Input rows:
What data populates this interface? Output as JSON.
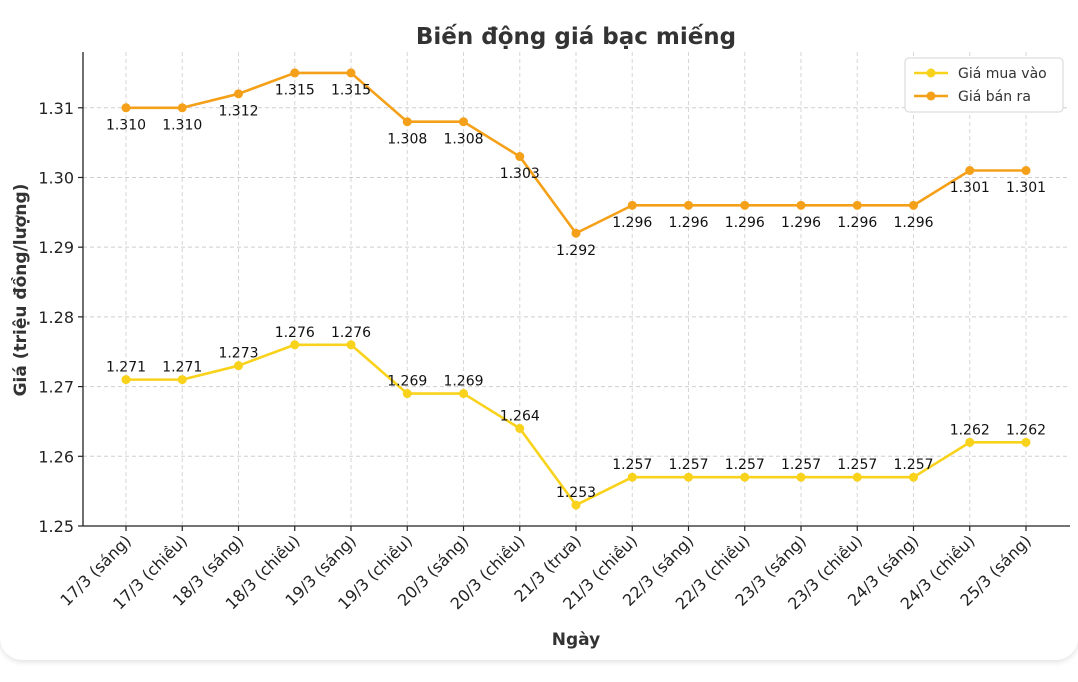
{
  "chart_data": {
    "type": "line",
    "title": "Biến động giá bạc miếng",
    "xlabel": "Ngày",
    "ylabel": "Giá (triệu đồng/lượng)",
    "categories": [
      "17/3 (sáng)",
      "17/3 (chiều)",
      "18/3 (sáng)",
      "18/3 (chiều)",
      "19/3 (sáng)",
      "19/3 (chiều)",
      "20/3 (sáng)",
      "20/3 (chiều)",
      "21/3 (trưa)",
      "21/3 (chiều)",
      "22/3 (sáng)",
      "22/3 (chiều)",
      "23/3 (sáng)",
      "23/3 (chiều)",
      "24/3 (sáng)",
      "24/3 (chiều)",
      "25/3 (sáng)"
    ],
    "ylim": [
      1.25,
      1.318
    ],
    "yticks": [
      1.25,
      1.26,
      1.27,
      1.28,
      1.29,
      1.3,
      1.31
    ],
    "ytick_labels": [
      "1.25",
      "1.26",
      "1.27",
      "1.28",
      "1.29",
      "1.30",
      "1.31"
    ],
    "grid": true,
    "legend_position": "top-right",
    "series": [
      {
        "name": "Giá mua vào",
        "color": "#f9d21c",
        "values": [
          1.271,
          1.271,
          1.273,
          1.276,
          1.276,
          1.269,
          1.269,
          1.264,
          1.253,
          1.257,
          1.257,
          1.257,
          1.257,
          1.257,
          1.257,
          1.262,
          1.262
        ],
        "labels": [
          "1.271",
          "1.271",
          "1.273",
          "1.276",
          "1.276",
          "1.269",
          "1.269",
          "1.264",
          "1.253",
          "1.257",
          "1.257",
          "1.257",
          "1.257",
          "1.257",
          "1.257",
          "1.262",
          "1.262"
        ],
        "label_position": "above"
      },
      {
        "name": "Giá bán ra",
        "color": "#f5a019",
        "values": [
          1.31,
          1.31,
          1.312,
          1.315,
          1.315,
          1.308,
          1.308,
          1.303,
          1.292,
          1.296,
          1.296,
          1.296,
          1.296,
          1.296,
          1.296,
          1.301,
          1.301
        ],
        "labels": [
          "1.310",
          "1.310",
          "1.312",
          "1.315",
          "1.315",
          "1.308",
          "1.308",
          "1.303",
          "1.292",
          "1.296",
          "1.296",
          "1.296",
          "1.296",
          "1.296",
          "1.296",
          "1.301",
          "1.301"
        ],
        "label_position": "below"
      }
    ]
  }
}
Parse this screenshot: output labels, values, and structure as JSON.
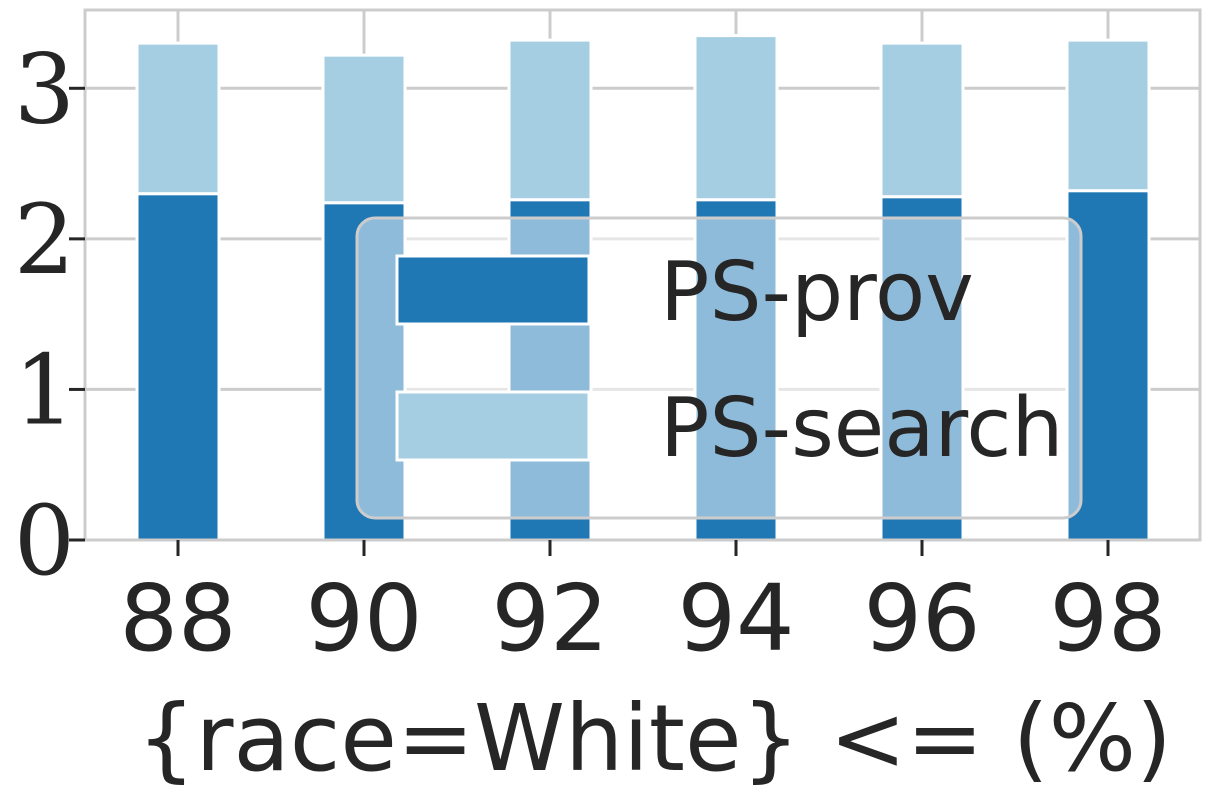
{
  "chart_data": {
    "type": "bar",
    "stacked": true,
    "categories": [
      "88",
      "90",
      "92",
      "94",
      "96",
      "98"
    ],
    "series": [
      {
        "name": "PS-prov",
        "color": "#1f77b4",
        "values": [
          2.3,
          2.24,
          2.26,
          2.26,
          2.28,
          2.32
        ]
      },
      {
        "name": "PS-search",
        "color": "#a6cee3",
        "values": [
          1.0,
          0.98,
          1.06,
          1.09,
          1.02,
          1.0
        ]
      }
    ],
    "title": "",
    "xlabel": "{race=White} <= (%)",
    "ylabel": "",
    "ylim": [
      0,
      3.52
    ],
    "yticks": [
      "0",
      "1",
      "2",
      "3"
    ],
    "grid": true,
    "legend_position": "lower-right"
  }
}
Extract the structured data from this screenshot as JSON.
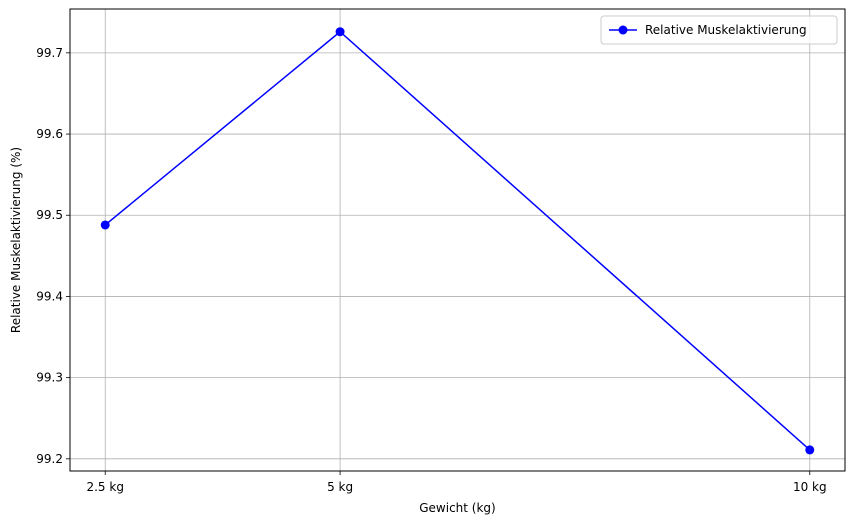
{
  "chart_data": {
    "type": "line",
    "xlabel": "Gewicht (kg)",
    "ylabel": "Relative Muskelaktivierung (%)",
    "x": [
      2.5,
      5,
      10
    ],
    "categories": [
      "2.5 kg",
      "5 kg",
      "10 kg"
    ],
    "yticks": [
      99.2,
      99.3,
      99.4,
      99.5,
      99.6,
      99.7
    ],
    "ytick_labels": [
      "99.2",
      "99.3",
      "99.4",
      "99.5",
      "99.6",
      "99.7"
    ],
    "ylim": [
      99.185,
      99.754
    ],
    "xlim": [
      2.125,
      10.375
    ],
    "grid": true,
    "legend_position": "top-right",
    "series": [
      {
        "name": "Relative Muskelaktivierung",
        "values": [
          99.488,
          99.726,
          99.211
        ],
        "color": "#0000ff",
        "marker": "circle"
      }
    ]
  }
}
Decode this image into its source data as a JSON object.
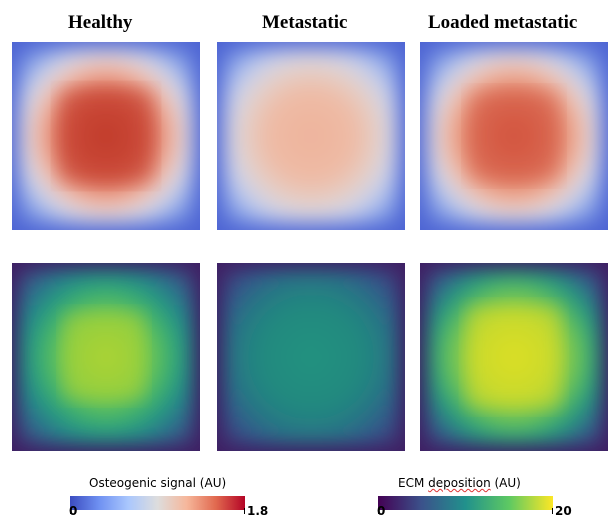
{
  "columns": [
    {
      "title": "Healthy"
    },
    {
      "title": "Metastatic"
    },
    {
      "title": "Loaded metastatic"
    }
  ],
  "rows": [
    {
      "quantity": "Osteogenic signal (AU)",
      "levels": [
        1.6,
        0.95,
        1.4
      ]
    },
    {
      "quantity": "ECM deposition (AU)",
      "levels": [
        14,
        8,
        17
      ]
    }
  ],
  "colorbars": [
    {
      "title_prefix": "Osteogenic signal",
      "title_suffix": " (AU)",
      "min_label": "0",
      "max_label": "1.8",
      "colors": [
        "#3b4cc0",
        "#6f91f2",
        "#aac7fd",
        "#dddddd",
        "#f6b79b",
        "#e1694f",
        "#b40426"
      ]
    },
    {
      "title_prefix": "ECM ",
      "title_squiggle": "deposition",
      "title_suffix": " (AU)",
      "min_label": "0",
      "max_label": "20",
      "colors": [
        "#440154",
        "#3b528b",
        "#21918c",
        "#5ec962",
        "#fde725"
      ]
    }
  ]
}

Given problem: Using the material above, return every line exactly as it appears, minus the pictures.

Correct answer:
What data populates this interface? Output as JSON.
{
  "chart_data": {
    "type": "line",
    "title": "Biến động giá bạc miếng",
    "xlabel": "Ngày",
    "ylabel": "Giá (triệu đồng/lượng)",
    "categories": [
      "17/3 (sáng)",
      "17/3 (chiều)",
      "18/3 (sáng)",
      "18/3 (chiều)",
      "19/3 (sáng)",
      "19/3 (chiều)",
      "20/3 (sáng)",
      "20/3 (chiều)",
      "21/3 (trưa)",
      "21/3 (chiều)",
      "22/3 (sáng)",
      "22/3 (chiều)",
      "23/3 (sáng)",
      "23/3 (chiều)",
      "24/3 (sáng)",
      "24/3 (chiều)",
      "25/3 (sáng)"
    ],
    "ylim": [
      1.25,
      1.318
    ],
    "yticks": [
      1.25,
      1.26,
      1.27,
      1.28,
      1.29,
      1.3,
      1.31
    ],
    "ytick_labels": [
      "1.25",
      "1.26",
      "1.27",
      "1.28",
      "1.29",
      "1.30",
      "1.31"
    ],
    "grid": true,
    "legend_position": "top-right",
    "series": [
      {
        "name": "Giá mua vào",
        "color": "#f9d21c",
        "values": [
          1.271,
          1.271,
          1.273,
          1.276,
          1.276,
          1.269,
          1.269,
          1.264,
          1.253,
          1.257,
          1.257,
          1.257,
          1.257,
          1.257,
          1.257,
          1.262,
          1.262
        ],
        "labels": [
          "1.271",
          "1.271",
          "1.273",
          "1.276",
          "1.276",
          "1.269",
          "1.269",
          "1.264",
          "1.253",
          "1.257",
          "1.257",
          "1.257",
          "1.257",
          "1.257",
          "1.257",
          "1.262",
          "1.262"
        ],
        "label_position": "above"
      },
      {
        "name": "Giá bán ra",
        "color": "#f5a019",
        "values": [
          1.31,
          1.31,
          1.312,
          1.315,
          1.315,
          1.308,
          1.308,
          1.303,
          1.292,
          1.296,
          1.296,
          1.296,
          1.296,
          1.296,
          1.296,
          1.301,
          1.301
        ],
        "labels": [
          "1.310",
          "1.310",
          "1.312",
          "1.315",
          "1.315",
          "1.308",
          "1.308",
          "1.303",
          "1.292",
          "1.296",
          "1.296",
          "1.296",
          "1.296",
          "1.296",
          "1.296",
          "1.301",
          "1.301"
        ],
        "label_position": "below"
      }
    ]
  }
}
Parse this screenshot: output labels, values, and structure as JSON.
{
  "chart_data": {
    "type": "bar",
    "stacked": true,
    "categories": [
      "88",
      "90",
      "92",
      "94",
      "96",
      "98"
    ],
    "series": [
      {
        "name": "PS-prov",
        "color": "#1f77b4",
        "values": [
          2.3,
          2.24,
          2.26,
          2.26,
          2.28,
          2.32
        ]
      },
      {
        "name": "PS-search",
        "color": "#a6cee3",
        "values": [
          1.0,
          0.98,
          1.06,
          1.09,
          1.02,
          1.0
        ]
      }
    ],
    "title": "",
    "xlabel": "{race=White} <= (%)",
    "ylabel": "",
    "ylim": [
      0,
      3.52
    ],
    "yticks": [
      "0",
      "1",
      "2",
      "3"
    ],
    "grid": true,
    "legend_position": "lower-right"
  }
}
Extract the structured data from this screenshot as JSON.
{
  "chart_data": {
    "type": "line",
    "xlabel": "Gewicht (kg)",
    "ylabel": "Relative Muskelaktivierung (%)",
    "x": [
      2.5,
      5,
      10
    ],
    "categories": [
      "2.5 kg",
      "5 kg",
      "10 kg"
    ],
    "yticks": [
      99.2,
      99.3,
      99.4,
      99.5,
      99.6,
      99.7
    ],
    "ytick_labels": [
      "99.2",
      "99.3",
      "99.4",
      "99.5",
      "99.6",
      "99.7"
    ],
    "ylim": [
      99.185,
      99.754
    ],
    "xlim": [
      2.125,
      10.375
    ],
    "grid": true,
    "legend_position": "top-right",
    "series": [
      {
        "name": "Relative Muskelaktivierung",
        "values": [
          99.488,
          99.726,
          99.211
        ],
        "color": "#0000ff",
        "marker": "circle"
      }
    ]
  }
}
Decode this image into its source data as a JSON object.
{
  "columns": [
    {
      "title": "Healthy"
    },
    {
      "title": "Metastatic"
    },
    {
      "title": "Loaded metastatic"
    }
  ],
  "rows": [
    {
      "quantity": "Osteogenic signal (AU)",
      "levels": [
        1.6,
        0.95,
        1.4
      ]
    },
    {
      "quantity": "ECM deposition (AU)",
      "levels": [
        14,
        8,
        17
      ]
    }
  ],
  "colorbars": [
    {
      "title_prefix": "Osteogenic signal",
      "title_suffix": " (AU)",
      "min_label": "0",
      "max_label": "1.8",
      "colors": [
        "#3b4cc0",
        "#6f91f2",
        "#aac7fd",
        "#dddddd",
        "#f6b79b",
        "#e1694f",
        "#b40426"
      ]
    },
    {
      "title_prefix": "ECM ",
      "title_squiggle": "deposition",
      "title_suffix": " (AU)",
      "min_label": "0",
      "max_label": "20",
      "colors": [
        "#440154",
        "#3b528b",
        "#21918c",
        "#5ec962",
        "#fde725"
      ]
    }
  ]
}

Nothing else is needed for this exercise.